## SHORT EXERCISE
Only lines holding the word "values" should be copied from the material.

[Structured figure records]
|---|
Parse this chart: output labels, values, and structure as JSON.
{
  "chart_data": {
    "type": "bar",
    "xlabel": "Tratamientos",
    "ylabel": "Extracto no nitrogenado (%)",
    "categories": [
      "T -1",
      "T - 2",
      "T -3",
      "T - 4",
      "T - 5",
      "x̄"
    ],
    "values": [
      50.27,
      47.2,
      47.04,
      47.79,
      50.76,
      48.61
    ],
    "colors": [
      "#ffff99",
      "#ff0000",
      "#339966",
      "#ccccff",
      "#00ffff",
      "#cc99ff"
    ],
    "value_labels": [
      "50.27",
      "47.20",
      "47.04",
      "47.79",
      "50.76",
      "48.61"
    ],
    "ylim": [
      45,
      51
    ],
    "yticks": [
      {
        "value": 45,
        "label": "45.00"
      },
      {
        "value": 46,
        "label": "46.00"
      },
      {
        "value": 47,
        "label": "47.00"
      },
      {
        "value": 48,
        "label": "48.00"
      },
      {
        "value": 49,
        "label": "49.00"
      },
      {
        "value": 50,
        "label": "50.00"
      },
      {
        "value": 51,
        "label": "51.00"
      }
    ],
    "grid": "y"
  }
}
|---|
## ANSWER FOR THIS EXERCISE
Parse this chart: output labels, values, and structure as JSON.
    "values": [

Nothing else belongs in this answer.